╭─ Excerpted records
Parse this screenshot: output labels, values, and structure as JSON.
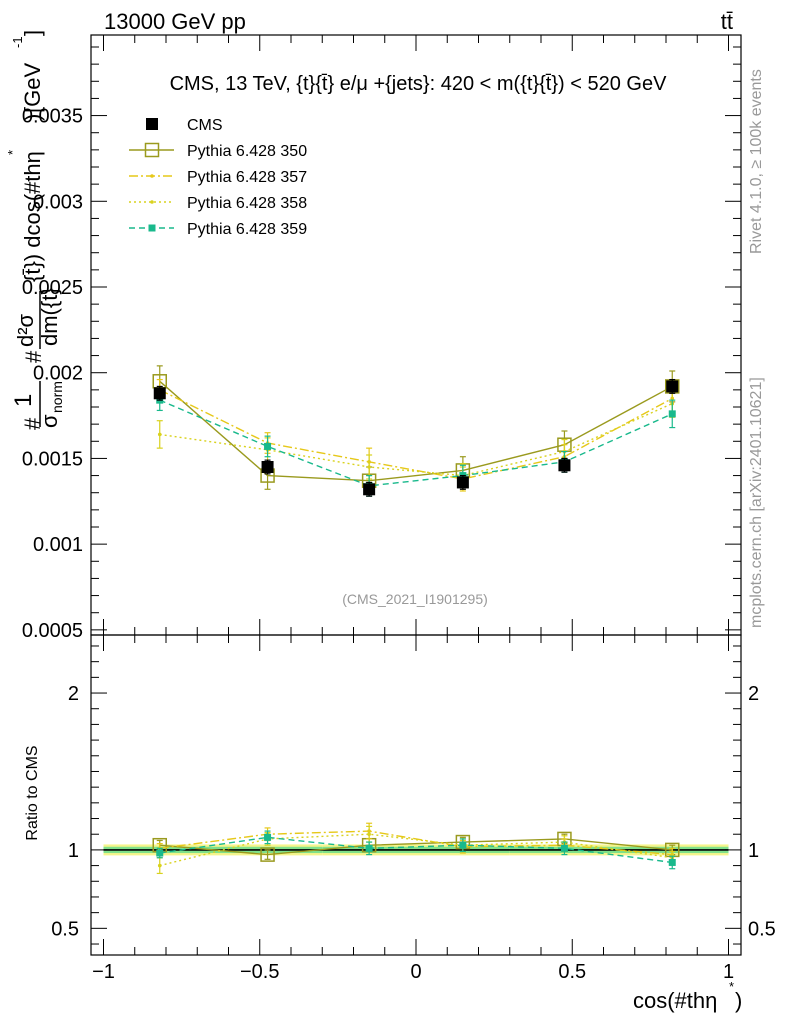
{
  "header": {
    "energy_label": "13000 GeV pp",
    "process_label": "tt̄"
  },
  "side": {
    "rivet_label": "Rivet 4.1.0, ≥ 100k events",
    "source_label": "mcplots.cern.ch [arXiv:2401.10621]"
  },
  "chart_data": [
    {
      "type": "line",
      "title": "CMS, 13 TeV, {t}{t̄} e/μ +{jets}: 420 < m({t}{t̄}) < 520 GeV",
      "watermark": "(CMS_2021_I1901295)",
      "ylabel_parts": [
        "#",
        "1",
        "σ",
        "norm",
        "#",
        "d²σ",
        "dm({t}",
        "{t̄}) dcos(#thη",
        "*",
        ")",
        "[GeV",
        "-1",
        "]"
      ],
      "xlim": [
        -1.04,
        1.04
      ],
      "ylim": [
        0.00047,
        0.00397
      ],
      "yticks": [
        0.0005,
        0.001,
        0.0015,
        0.002,
        0.0025,
        0.003,
        0.0035
      ],
      "ytick_labels": [
        "0.0005",
        "0.001",
        "0.0015",
        "0.002",
        "0.0025",
        "0.003",
        "0.0035"
      ],
      "x": [
        -0.82,
        -0.475,
        -0.15,
        0.15,
        0.475,
        0.82
      ],
      "xedges": [
        -1.0,
        -0.64,
        -0.3,
        0.0,
        0.3,
        0.64,
        1.0
      ],
      "series": [
        {
          "name": "CMS",
          "color": "#000000",
          "style": "data",
          "marker": "square-filled",
          "values": [
            0.00188,
            0.00145,
            0.00132,
            0.00136,
            0.00146,
            0.00192
          ],
          "errors": [
            4e-05,
            4e-05,
            4e-05,
            4e-05,
            4e-05,
            4e-05
          ]
        },
        {
          "name": "Pythia 6.428 350",
          "color": "#9a9a1e",
          "style": "solid",
          "marker": "square-open",
          "values": [
            0.00195,
            0.0014,
            0.00137,
            0.00143,
            0.00158,
            0.00192
          ],
          "errors": [
            9e-05,
            8e-05,
            8e-05,
            8e-05,
            8e-05,
            9e-05
          ]
        },
        {
          "name": "Pythia 6.428 357",
          "color": "#e6c819",
          "style": "dashdot",
          "marker": "dot",
          "values": [
            0.0019,
            0.00159,
            0.00148,
            0.00138,
            0.00151,
            0.00185
          ],
          "errors": [
            6e-05,
            6e-05,
            8e-05,
            7e-05,
            7e-05,
            8e-05
          ]
        },
        {
          "name": "Pythia 6.428 358",
          "color": "#d9d21e",
          "style": "dotted",
          "marker": "dot",
          "values": [
            0.00164,
            0.00155,
            0.00145,
            0.0014,
            0.00154,
            0.00182
          ],
          "errors": [
            8e-05,
            7e-05,
            7e-05,
            7e-05,
            7e-05,
            8e-05
          ]
        },
        {
          "name": "Pythia 6.428 359",
          "color": "#19b98c",
          "style": "dashed",
          "marker": "square-filled-small",
          "values": [
            0.00184,
            0.00157,
            0.00134,
            0.0014,
            0.00148,
            0.00176
          ],
          "errors": [
            6e-05,
            6e-05,
            6e-05,
            6e-05,
            6e-05,
            8e-05
          ]
        }
      ]
    },
    {
      "type": "line",
      "title": "",
      "ylabel": "Ratio to CMS",
      "xlabel": "cos(#thη",
      "xlabel_sup": "*",
      "xlabel_close": ")",
      "xlim": [
        -1.04,
        1.04
      ],
      "ylim": [
        0.33,
        2.37
      ],
      "yticks": [
        0.5,
        1,
        2
      ],
      "ytick_labels": [
        "0.5",
        "1",
        "2"
      ],
      "xticks": [
        -1,
        -0.5,
        0,
        0.5,
        1
      ],
      "xtick_labels": [
        "−1",
        "−0.5",
        "0",
        "0.5",
        "1"
      ],
      "x": [
        -0.82,
        -0.475,
        -0.15,
        0.15,
        0.475,
        0.82
      ],
      "xedges": [
        -1.0,
        -0.64,
        -0.3,
        0.0,
        0.3,
        0.64,
        1.0
      ],
      "band": {
        "inner": [
          0.02,
          0.02,
          0.02,
          0.02,
          0.02,
          0.02
        ],
        "outer": [
          0.035,
          0.035,
          0.035,
          0.035,
          0.035,
          0.035
        ],
        "inner_color": "#7fe08a",
        "outer_color": "#f5f58c"
      },
      "series": [
        {
          "name": "Pythia 6.428 350",
          "color": "#9a9a1e",
          "style": "solid",
          "marker": "square-open",
          "values": [
            1.03,
            0.97,
            1.03,
            1.05,
            1.07,
            1.0
          ],
          "errors": [
            0.03,
            0.03,
            0.04,
            0.03,
            0.03,
            0.03
          ]
        },
        {
          "name": "Pythia 6.428 357",
          "color": "#e6c819",
          "style": "dashdot",
          "marker": "dot",
          "values": [
            1.01,
            1.1,
            1.12,
            1.02,
            1.03,
            0.97
          ],
          "errors": [
            0.03,
            0.04,
            0.05,
            0.04,
            0.04,
            0.04
          ]
        },
        {
          "name": "Pythia 6.428 358",
          "color": "#d9d21e",
          "style": "dotted",
          "marker": "dot",
          "values": [
            0.9,
            1.07,
            1.1,
            1.03,
            1.05,
            0.95
          ],
          "errors": [
            0.05,
            0.04,
            0.05,
            0.04,
            0.04,
            0.04
          ]
        },
        {
          "name": "Pythia 6.428 359",
          "color": "#19b98c",
          "style": "dashed",
          "marker": "square-filled-small",
          "values": [
            0.98,
            1.08,
            1.01,
            1.03,
            1.01,
            0.92
          ],
          "errors": [
            0.03,
            0.04,
            0.04,
            0.04,
            0.04,
            0.04
          ]
        }
      ]
    }
  ]
}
╰─
▸ Job
Pictures in the records must not appear in the copy; transcribe everything else precisely.

▸ Result of the exercise
Parse this screenshot: output labels, values, and structure as JSON.
{
  "header": {
    "energy_label": "13000 GeV pp",
    "process_label": "tt̄"
  },
  "side": {
    "rivet_label": "Rivet 4.1.0, ≥ 100k events",
    "source_label": "mcplots.cern.ch [arXiv:2401.10621]"
  },
  "chart_data": [
    {
      "type": "line",
      "title": "CMS, 13 TeV, {t}{t̄} e/μ +{jets}: 420 < m({t}{t̄}) < 520 GeV",
      "watermark": "(CMS_2021_I1901295)",
      "ylabel_parts": [
        "#",
        "1",
        "σ",
        "norm",
        "#",
        "d²σ",
        "dm({t}",
        "{t̄}) dcos(#thη",
        "*",
        ")",
        "[GeV",
        "-1",
        "]"
      ],
      "xlim": [
        -1.04,
        1.04
      ],
      "ylim": [
        0.00047,
        0.00397
      ],
      "yticks": [
        0.0005,
        0.001,
        0.0015,
        0.002,
        0.0025,
        0.003,
        0.0035
      ],
      "ytick_labels": [
        "0.0005",
        "0.001",
        "0.0015",
        "0.002",
        "0.0025",
        "0.003",
        "0.0035"
      ],
      "x": [
        -0.82,
        -0.475,
        -0.15,
        0.15,
        0.475,
        0.82
      ],
      "xedges": [
        -1.0,
        -0.64,
        -0.3,
        0.0,
        0.3,
        0.64,
        1.0
      ],
      "series": [
        {
          "name": "CMS",
          "color": "#000000",
          "style": "data",
          "marker": "square-filled",
          "values": [
            0.00188,
            0.00145,
            0.00132,
            0.00136,
            0.00146,
            0.00192
          ],
          "errors": [
            4e-05,
            4e-05,
            4e-05,
            4e-05,
            4e-05,
            4e-05
          ]
        },
        {
          "name": "Pythia 6.428 350",
          "color": "#9a9a1e",
          "style": "solid",
          "marker": "square-open",
          "values": [
            0.00195,
            0.0014,
            0.00137,
            0.00143,
            0.00158,
            0.00192
          ],
          "errors": [
            9e-05,
            8e-05,
            8e-05,
            8e-05,
            8e-05,
            9e-05
          ]
        },
        {
          "name": "Pythia 6.428 357",
          "color": "#e6c819",
          "style": "dashdot",
          "marker": "dot",
          "values": [
            0.0019,
            0.00159,
            0.00148,
            0.00138,
            0.00151,
            0.00185
          ],
          "errors": [
            6e-05,
            6e-05,
            8e-05,
            7e-05,
            7e-05,
            8e-05
          ]
        },
        {
          "name": "Pythia 6.428 358",
          "color": "#d9d21e",
          "style": "dotted",
          "marker": "dot",
          "values": [
            0.00164,
            0.00155,
            0.00145,
            0.0014,
            0.00154,
            0.00182
          ],
          "errors": [
            8e-05,
            7e-05,
            7e-05,
            7e-05,
            7e-05,
            8e-05
          ]
        },
        {
          "name": "Pythia 6.428 359",
          "color": "#19b98c",
          "style": "dashed",
          "marker": "square-filled-small",
          "values": [
            0.00184,
            0.00157,
            0.00134,
            0.0014,
            0.00148,
            0.00176
          ],
          "errors": [
            6e-05,
            6e-05,
            6e-05,
            6e-05,
            6e-05,
            8e-05
          ]
        }
      ]
    },
    {
      "type": "line",
      "title": "",
      "ylabel": "Ratio to CMS",
      "xlabel": "cos(#thη",
      "xlabel_sup": "*",
      "xlabel_close": ")",
      "xlim": [
        -1.04,
        1.04
      ],
      "ylim": [
        0.33,
        2.37
      ],
      "yticks": [
        0.5,
        1,
        2
      ],
      "ytick_labels": [
        "0.5",
        "1",
        "2"
      ],
      "xticks": [
        -1,
        -0.5,
        0,
        0.5,
        1
      ],
      "xtick_labels": [
        "−1",
        "−0.5",
        "0",
        "0.5",
        "1"
      ],
      "x": [
        -0.82,
        -0.475,
        -0.15,
        0.15,
        0.475,
        0.82
      ],
      "xedges": [
        -1.0,
        -0.64,
        -0.3,
        0.0,
        0.3,
        0.64,
        1.0
      ],
      "band": {
        "inner": [
          0.02,
          0.02,
          0.02,
          0.02,
          0.02,
          0.02
        ],
        "outer": [
          0.035,
          0.035,
          0.035,
          0.035,
          0.035,
          0.035
        ],
        "inner_color": "#7fe08a",
        "outer_color": "#f5f58c"
      },
      "series": [
        {
          "name": "Pythia 6.428 350",
          "color": "#9a9a1e",
          "style": "solid",
          "marker": "square-open",
          "values": [
            1.03,
            0.97,
            1.03,
            1.05,
            1.07,
            1.0
          ],
          "errors": [
            0.03,
            0.03,
            0.04,
            0.03,
            0.03,
            0.03
          ]
        },
        {
          "name": "Pythia 6.428 357",
          "color": "#e6c819",
          "style": "dashdot",
          "marker": "dot",
          "values": [
            1.01,
            1.1,
            1.12,
            1.02,
            1.03,
            0.97
          ],
          "errors": [
            0.03,
            0.04,
            0.05,
            0.04,
            0.04,
            0.04
          ]
        },
        {
          "name": "Pythia 6.428 358",
          "color": "#d9d21e",
          "style": "dotted",
          "marker": "dot",
          "values": [
            0.9,
            1.07,
            1.1,
            1.03,
            1.05,
            0.95
          ],
          "errors": [
            0.05,
            0.04,
            0.05,
            0.04,
            0.04,
            0.04
          ]
        },
        {
          "name": "Pythia 6.428 359",
          "color": "#19b98c",
          "style": "dashed",
          "marker": "square-filled-small",
          "values": [
            0.98,
            1.08,
            1.01,
            1.03,
            1.01,
            0.92
          ],
          "errors": [
            0.03,
            0.04,
            0.04,
            0.04,
            0.04,
            0.04
          ]
        }
      ]
    }
  ]
}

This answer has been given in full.